Task statement> Write the material out again in full, exactly.

Entries supplied>
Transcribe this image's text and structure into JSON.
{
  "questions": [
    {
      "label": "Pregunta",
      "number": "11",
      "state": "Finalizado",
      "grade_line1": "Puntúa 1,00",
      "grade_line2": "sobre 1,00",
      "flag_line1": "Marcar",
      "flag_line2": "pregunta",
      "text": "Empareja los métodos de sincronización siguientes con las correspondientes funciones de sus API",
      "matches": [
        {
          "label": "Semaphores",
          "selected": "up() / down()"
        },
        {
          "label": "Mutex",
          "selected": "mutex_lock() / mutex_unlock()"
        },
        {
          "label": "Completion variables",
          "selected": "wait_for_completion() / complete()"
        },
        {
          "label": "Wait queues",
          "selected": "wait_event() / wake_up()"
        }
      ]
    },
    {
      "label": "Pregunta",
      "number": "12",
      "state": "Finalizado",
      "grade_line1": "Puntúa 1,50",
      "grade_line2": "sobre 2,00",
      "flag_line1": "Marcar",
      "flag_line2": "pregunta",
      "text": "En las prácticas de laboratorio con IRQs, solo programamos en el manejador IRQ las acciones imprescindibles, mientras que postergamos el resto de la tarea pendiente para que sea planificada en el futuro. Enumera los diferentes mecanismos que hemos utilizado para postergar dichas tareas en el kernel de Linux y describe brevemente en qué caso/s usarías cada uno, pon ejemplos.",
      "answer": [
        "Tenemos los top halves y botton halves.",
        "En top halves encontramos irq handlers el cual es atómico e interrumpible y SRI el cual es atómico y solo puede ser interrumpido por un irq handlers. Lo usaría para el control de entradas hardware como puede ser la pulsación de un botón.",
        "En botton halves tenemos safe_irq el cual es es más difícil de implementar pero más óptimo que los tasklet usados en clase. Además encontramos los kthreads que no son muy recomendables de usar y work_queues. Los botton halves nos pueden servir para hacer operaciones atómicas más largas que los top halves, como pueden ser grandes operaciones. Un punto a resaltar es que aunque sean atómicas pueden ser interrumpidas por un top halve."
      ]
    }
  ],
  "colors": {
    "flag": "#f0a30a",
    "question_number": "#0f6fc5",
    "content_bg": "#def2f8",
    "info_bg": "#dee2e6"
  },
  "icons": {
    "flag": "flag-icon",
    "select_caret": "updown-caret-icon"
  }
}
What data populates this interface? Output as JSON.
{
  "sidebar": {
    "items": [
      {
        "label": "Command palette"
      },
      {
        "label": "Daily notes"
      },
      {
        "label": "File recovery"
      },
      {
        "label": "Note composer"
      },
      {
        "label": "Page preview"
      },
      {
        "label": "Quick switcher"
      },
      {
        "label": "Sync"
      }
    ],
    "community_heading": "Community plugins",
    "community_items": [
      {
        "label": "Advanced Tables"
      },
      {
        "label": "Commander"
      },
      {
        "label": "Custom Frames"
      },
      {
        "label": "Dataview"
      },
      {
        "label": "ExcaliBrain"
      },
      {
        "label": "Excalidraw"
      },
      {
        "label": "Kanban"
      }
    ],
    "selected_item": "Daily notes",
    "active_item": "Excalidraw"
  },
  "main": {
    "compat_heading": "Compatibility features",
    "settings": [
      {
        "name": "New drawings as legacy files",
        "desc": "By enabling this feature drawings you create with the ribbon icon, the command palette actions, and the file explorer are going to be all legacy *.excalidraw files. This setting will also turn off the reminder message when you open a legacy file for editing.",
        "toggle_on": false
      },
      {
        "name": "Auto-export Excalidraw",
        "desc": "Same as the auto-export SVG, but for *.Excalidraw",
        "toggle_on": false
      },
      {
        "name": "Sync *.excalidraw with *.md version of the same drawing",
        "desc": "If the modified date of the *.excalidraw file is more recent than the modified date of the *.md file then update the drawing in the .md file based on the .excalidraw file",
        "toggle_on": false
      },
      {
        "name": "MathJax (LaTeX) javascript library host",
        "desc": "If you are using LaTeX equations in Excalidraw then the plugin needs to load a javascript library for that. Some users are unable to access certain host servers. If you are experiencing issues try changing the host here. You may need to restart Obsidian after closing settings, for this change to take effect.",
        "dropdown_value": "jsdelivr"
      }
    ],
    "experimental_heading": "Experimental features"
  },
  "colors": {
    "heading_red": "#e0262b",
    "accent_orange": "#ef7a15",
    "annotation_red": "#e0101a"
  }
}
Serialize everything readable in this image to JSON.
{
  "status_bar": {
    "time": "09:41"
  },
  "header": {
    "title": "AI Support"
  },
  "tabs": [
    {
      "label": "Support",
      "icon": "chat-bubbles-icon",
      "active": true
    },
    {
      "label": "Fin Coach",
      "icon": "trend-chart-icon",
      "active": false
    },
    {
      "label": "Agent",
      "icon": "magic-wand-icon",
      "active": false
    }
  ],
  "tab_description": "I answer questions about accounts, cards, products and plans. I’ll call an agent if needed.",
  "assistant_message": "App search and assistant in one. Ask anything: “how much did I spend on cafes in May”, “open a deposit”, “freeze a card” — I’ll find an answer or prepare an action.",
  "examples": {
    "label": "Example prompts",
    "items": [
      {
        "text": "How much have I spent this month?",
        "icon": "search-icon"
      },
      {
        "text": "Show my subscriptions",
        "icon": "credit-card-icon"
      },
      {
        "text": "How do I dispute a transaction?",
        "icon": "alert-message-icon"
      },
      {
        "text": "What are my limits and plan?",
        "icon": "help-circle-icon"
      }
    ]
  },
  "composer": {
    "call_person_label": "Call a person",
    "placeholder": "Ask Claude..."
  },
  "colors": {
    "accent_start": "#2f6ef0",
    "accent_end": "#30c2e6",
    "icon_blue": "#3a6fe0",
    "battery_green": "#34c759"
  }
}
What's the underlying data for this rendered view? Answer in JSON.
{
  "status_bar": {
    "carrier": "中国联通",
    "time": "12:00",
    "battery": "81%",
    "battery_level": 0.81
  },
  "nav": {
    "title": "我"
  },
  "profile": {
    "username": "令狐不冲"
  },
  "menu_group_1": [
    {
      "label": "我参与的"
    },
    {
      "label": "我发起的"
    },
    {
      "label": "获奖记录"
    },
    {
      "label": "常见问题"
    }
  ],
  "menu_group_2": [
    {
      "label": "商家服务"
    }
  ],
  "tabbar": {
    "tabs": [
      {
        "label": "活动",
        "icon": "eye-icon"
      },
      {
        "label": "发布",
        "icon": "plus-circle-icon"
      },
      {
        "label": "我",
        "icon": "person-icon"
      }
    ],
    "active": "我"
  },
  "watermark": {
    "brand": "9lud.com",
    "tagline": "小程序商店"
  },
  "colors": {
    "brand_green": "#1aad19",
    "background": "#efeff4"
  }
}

Final result>
Transcribe this image's text and structure into JSON.
{
  "questions": [
    {
      "label": "Pregunta",
      "number": "11",
      "state": "Finalizado",
      "grade_line1": "Puntúa 1,00",
      "grade_line2": "sobre 1,00",
      "flag_line1": "Marcar",
      "flag_line2": "pregunta",
      "text": "Empareja los métodos de sincronización siguientes con las correspondientes funciones de sus API",
      "matches": [
        {
          "label": "Semaphores",
          "selected": "up() / down()"
        },
        {
          "label": "Mutex",
          "selected": "mutex_lock() / mutex_unlock()"
        },
        {
          "label": "Completion variables",
          "selected": "wait_for_completion() / complete()"
        },
        {
          "label": "Wait queues",
          "selected": "wait_event() / wake_up()"
        }
      ]
    },
    {
      "label": "Pregunta",
      "number": "12",
      "state": "Finalizado",
      "grade_line1": "Puntúa 1,50",
      "grade_line2": "sobre 2,00",
      "flag_line1": "Marcar",
      "flag_line2": "pregunta",
      "text": "En las prácticas de laboratorio con IRQs, solo programamos en el manejador IRQ las acciones imprescindibles, mientras que postergamos el resto de la tarea pendiente para que sea planificada en el futuro. Enumera los diferentes mecanismos que hemos utilizado para postergar dichas tareas en el kernel de Linux y describe brevemente en qué caso/s usarías cada uno, pon ejemplos.",
      "answer": [
        "Tenemos los top halves y botton halves.",
        "En top halves encontramos irq handlers el cual es atómico e interrumpible y SRI el cual es atómico y solo puede ser interrumpido por un irq handlers. Lo usaría para el control de entradas hardware como puede ser la pulsación de un botón.",
        "En botton halves tenemos safe_irq el cual es es más difícil de implementar pero más óptimo que los tasklet usados en clase. Además encontramos los kthreads que no son muy recomendables de usar y work_queues. Los botton halves nos pueden servir para hacer operaciones atómicas más largas que los top halves, como pueden ser grandes operaciones. Un punto a resaltar es que aunque sean atómicas pueden ser interrumpidas por un top halve."
      ]
    }
  ],
  "colors": {
    "flag": "#f0a30a",
    "question_number": "#0f6fc5",
    "content_bg": "#def2f8",
    "info_bg": "#dee2e6"
  },
  "icons": {
    "flag": "flag-icon",
    "select_caret": "updown-caret-icon"
  }
}
What data populates this interface? Output as JSON.
{
  "sidebar": {
    "items": [
      {
        "label": "Command palette"
      },
      {
        "label": "Daily notes"
      },
      {
        "label": "File recovery"
      },
      {
        "label": "Note composer"
      },
      {
        "label": "Page preview"
      },
      {
        "label": "Quick switcher"
      },
      {
        "label": "Sync"
      }
    ],
    "community_heading": "Community plugins",
    "community_items": [
      {
        "label": "Advanced Tables"
      },
      {
        "label": "Commander"
      },
      {
        "label": "Custom Frames"
      },
      {
        "label": "Dataview"
      },
      {
        "label": "ExcaliBrain"
      },
      {
        "label": "Excalidraw"
      },
      {
        "label": "Kanban"
      }
    ],
    "selected_item": "Daily notes",
    "active_item": "Excalidraw"
  },
  "main": {
    "compat_heading": "Compatibility features",
    "settings": [
      {
        "name": "New drawings as legacy files",
        "desc": "By enabling this feature drawings you create with the ribbon icon, the command palette actions, and the file explorer are going to be all legacy *.excalidraw files. This setting will also turn off the reminder message when you open a legacy file for editing.",
        "toggle_on": false
      },
      {
        "name": "Auto-export Excalidraw",
        "desc": "Same as the auto-export SVG, but for *.Excalidraw",
        "toggle_on": false
      },
      {
        "name": "Sync *.excalidraw with *.md version of the same drawing",
        "desc": "If the modified date of the *.excalidraw file is more recent than the modified date of the *.md file then update the drawing in the .md file based on the .excalidraw file",
        "toggle_on": false
      },
      {
        "name": "MathJax (LaTeX) javascript library host",
        "desc": "If you are using LaTeX equations in Excalidraw then the plugin needs to load a javascript library for that. Some users are unable to access certain host servers. If you are experiencing issues try changing the host here. You may need to restart Obsidian after closing settings, for this change to take effect.",
        "dropdown_value": "jsdelivr"
      }
    ],
    "experimental_heading": "Experimental features"
  },
  "colors": {
    "heading_red": "#e0262b",
    "accent_orange": "#ef7a15",
    "annotation_red": "#e0101a"
  }
}
Serialize everything readable in this image to JSON.
{
  "status_bar": {
    "time": "09:41"
  },
  "header": {
    "title": "AI Support"
  },
  "tabs": [
    {
      "label": "Support",
      "icon": "chat-bubbles-icon",
      "active": true
    },
    {
      "label": "Fin Coach",
      "icon": "trend-chart-icon",
      "active": false
    },
    {
      "label": "Agent",
      "icon": "magic-wand-icon",
      "active": false
    }
  ],
  "tab_description": "I answer questions about accounts, cards, products and plans. I’ll call an agent if needed.",
  "assistant_message": "App search and assistant in one. Ask anything: “how much did I spend on cafes in May”, “open a deposit”, “freeze a card” — I’ll find an answer or prepare an action.",
  "examples": {
    "label": "Example prompts",
    "items": [
      {
        "text": "How much have I spent this month?",
        "icon": "search-icon"
      },
      {
        "text": "Show my subscriptions",
        "icon": "credit-card-icon"
      },
      {
        "text": "How do I dispute a transaction?",
        "icon": "alert-message-icon"
      },
      {
        "text": "What are my limits and plan?",
        "icon": "help-circle-icon"
      }
    ]
  },
  "composer": {
    "call_person_label": "Call a person",
    "placeholder": "Ask Claude..."
  },
  "colors": {
    "accent_start": "#2f6ef0",
    "accent_end": "#30c2e6",
    "icon_blue": "#3a6fe0",
    "battery_green": "#34c759"
  }
}
What's the underlying data for this rendered view? Answer in JSON.
{
  "status_bar": {
    "carrier": "中国联通",
    "time": "12:00",
    "battery": "81%",
    "battery_level": 0.81
  },
  "nav": {
    "title": "我"
  },
  "profile": {
    "username": "令狐不冲"
  },
  "menu_group_1": [
    {
      "label": "我参与的"
    },
    {
      "label": "我发起的"
    },
    {
      "label": "获奖记录"
    },
    {
      "label": "常见问题"
    }
  ],
  "menu_group_2": [
    {
      "label": "商家服务"
    }
  ],
  "tabbar": {
    "tabs": [
      {
        "label": "活动",
        "icon": "eye-icon"
      },
      {
        "label": "发布",
        "icon": "plus-circle-icon"
      },
      {
        "label": "我",
        "icon": "person-icon"
      }
    ],
    "active": "我"
  },
  "watermark": {
    "brand": "9lud.com",
    "tagline": "小程序商店"
  },
  "colors": {
    "brand_green": "#1aad19",
    "background": "#efeff4"
  }
}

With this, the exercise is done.